WHAT TO PRODUCE: Report every line below that holds the word "laws".

****************************************

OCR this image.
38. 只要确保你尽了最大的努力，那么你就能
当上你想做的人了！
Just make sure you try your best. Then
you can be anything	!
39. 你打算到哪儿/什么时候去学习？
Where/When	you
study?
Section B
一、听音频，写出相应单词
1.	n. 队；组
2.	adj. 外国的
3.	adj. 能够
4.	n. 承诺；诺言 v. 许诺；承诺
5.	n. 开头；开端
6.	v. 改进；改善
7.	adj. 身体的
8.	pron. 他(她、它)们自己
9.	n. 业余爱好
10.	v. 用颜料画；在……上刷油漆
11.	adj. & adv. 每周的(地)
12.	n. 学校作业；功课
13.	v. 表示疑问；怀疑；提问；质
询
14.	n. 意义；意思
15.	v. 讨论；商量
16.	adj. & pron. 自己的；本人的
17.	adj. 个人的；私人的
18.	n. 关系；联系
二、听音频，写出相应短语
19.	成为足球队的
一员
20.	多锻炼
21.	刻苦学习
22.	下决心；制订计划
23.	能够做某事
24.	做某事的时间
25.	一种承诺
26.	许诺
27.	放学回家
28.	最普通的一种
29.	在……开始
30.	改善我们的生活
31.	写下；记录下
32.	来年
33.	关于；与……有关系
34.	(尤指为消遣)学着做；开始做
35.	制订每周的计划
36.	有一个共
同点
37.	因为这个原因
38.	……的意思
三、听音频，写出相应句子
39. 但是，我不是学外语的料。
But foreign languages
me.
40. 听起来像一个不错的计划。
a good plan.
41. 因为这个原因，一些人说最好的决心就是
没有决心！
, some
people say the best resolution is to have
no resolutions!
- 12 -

****************************************

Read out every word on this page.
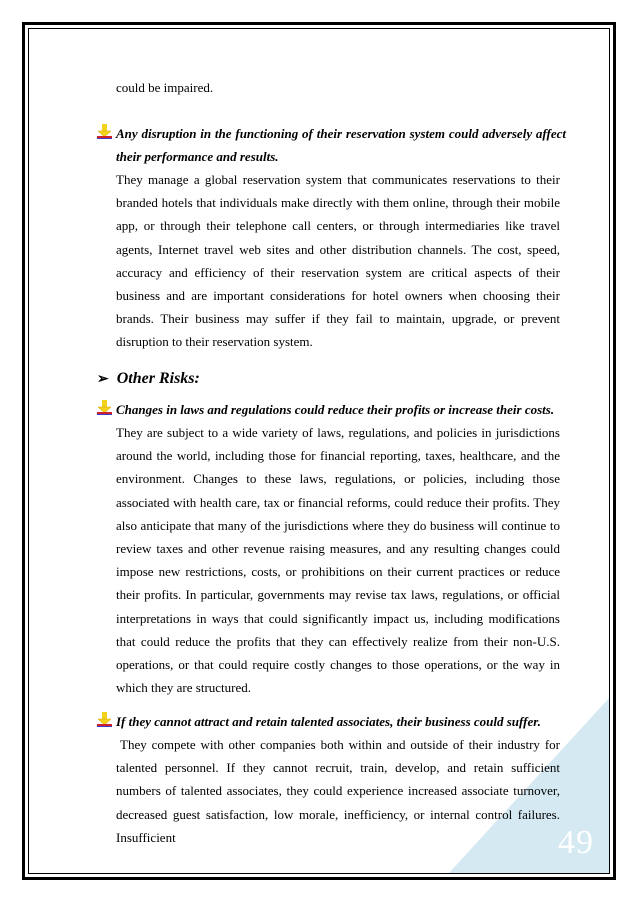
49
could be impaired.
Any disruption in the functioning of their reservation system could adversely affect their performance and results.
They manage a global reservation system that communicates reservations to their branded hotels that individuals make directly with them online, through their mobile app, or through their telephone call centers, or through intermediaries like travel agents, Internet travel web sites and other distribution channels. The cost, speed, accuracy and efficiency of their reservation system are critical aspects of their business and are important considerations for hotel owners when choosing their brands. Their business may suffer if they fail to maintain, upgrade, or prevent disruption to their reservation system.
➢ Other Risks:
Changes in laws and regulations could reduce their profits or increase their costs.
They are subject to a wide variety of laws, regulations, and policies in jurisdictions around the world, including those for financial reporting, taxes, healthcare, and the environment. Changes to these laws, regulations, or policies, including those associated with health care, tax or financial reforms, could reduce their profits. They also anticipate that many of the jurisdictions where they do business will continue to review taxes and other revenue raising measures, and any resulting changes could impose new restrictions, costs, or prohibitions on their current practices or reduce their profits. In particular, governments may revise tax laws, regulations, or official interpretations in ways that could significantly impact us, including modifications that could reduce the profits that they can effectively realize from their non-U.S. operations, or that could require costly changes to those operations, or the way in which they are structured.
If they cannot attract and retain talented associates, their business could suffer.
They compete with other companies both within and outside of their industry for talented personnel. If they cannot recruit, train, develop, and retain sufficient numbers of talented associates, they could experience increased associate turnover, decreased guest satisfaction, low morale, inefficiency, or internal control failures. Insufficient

****************************************

PROBLEM SOLUTION:
Changes in laws and regulations could reduce their profits or increase their costs.
They are subject to a wide variety of laws, regulations, and policies in jurisdictions around the world, including those for financial reporting, taxes, healthcare, and the environment. Changes to these laws, regulations, or policies, including those associated with health care, tax or financial reforms, could reduce their profits. They also anticipate that many of the jurisdictions where they do business will continue to review taxes and other revenue raising measures, and any resulting changes could impose new restrictions, costs, or prohibitions on their current practices or reduce their profits. In particular, governments may revise tax laws, regulations, or official interpretations in ways that could significantly impact us, including modifications that could reduce the profits that they can effectively realize from their non-U.S. operations, or that could require costly changes to those operations, or the way in which they are structured.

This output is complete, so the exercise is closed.